>> start
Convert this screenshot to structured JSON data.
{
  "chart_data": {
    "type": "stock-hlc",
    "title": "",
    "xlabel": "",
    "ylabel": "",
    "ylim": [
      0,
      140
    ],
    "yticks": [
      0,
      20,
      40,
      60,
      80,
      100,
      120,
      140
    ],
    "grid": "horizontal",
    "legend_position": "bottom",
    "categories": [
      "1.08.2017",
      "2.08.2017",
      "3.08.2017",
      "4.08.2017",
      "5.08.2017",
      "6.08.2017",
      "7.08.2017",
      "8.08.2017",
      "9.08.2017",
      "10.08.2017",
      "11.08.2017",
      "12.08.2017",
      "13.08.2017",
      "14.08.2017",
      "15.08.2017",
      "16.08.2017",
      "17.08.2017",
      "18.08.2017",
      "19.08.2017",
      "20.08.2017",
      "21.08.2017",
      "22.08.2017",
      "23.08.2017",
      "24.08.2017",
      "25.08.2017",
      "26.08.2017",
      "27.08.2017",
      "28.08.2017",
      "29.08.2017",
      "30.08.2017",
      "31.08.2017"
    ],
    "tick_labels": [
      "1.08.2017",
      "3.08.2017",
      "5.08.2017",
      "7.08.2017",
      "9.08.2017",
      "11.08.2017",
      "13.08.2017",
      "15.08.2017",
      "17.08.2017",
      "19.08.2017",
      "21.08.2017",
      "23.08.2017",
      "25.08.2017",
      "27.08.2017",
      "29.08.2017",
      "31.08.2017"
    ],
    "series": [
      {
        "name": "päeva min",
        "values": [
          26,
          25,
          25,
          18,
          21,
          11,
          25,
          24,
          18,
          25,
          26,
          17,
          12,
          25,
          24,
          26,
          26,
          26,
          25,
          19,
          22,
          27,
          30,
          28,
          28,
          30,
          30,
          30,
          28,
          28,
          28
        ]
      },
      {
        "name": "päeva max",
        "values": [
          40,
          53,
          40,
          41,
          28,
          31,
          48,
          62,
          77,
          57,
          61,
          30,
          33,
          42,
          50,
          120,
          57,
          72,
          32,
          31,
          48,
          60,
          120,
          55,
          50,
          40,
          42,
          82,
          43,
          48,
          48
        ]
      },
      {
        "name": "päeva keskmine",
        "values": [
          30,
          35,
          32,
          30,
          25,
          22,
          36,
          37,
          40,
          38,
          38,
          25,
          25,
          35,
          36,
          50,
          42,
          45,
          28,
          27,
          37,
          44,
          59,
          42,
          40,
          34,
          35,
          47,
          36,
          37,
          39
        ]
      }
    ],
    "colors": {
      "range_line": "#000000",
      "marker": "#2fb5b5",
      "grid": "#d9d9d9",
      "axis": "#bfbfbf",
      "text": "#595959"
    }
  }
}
>> end
- _Direction_:
Extract all of the data above without altering anything.

- _Solution to the exercise_:
Convert this screenshot to structured JSON data.
{
  "chart_data": {
    "type": "stock-hlc",
    "title": "",
    "xlabel": "",
    "ylabel": "",
    "ylim": [
      0,
      140
    ],
    "yticks": [
      0,
      20,
      40,
      60,
      80,
      100,
      120,
      140
    ],
    "grid": "horizontal",
    "legend_position": "bottom",
    "categories": [
      "1.08.2017",
      "2.08.2017",
      "3.08.2017",
      "4.08.2017",
      "5.08.2017",
      "6.08.2017",
      "7.08.2017",
      "8.08.2017",
      "9.08.2017",
      "10.08.2017",
      "11.08.2017",
      "12.08.2017",
      "13.08.2017",
      "14.08.2017",
      "15.08.2017",
      "16.08.2017",
      "17.08.2017",
      "18.08.2017",
      "19.08.2017",
      "20.08.2017",
      "21.08.2017",
      "22.08.2017",
      "23.08.2017",
      "24.08.2017",
      "25.08.2017",
      "26.08.2017",
      "27.08.2017",
      "28.08.2017",
      "29.08.2017",
      "30.08.2017",
      "31.08.2017"
    ],
    "tick_labels": [
      "1.08.2017",
      "3.08.2017",
      "5.08.2017",
      "7.08.2017",
      "9.08.2017",
      "11.08.2017",
      "13.08.2017",
      "15.08.2017",
      "17.08.2017",
      "19.08.2017",
      "21.08.2017",
      "23.08.2017",
      "25.08.2017",
      "27.08.2017",
      "29.08.2017",
      "31.08.2017"
    ],
    "series": [
      {
        "name": "päeva min",
        "values": [
          26,
          25,
          25,
          18,
          21,
          11,
          25,
          24,
          18,
          25,
          26,
          17,
          12,
          25,
          24,
          26,
          26,
          26,
          25,
          19,
          22,
          27,
          30,
          28,
          28,
          30,
          30,
          30,
          28,
          28,
          28
        ]
      },
      {
        "name": "päeva max",
        "values": [
          40,
          53,
          40,
          41,
          28,
          31,
          48,
          62,
          77,
          57,
          61,
          30,
          33,
          42,
          50,
          120,
          57,
          72,
          32,
          31,
          48,
          60,
          120,
          55,
          50,
          40,
          42,
          82,
          43,
          48,
          48
        ]
      },
      {
        "name": "päeva keskmine",
        "values": [
          30,
          35,
          32,
          30,
          25,
          22,
          36,
          37,
          40,
          38,
          38,
          25,
          25,
          35,
          36,
          50,
          42,
          45,
          28,
          27,
          37,
          44,
          59,
          42,
          40,
          34,
          35,
          47,
          36,
          37,
          39
        ]
      }
    ],
    "colors": {
      "range_line": "#000000",
      "marker": "#2fb5b5",
      "grid": "#d9d9d9",
      "axis": "#bfbfbf",
      "text": "#595959"
    }
  }
}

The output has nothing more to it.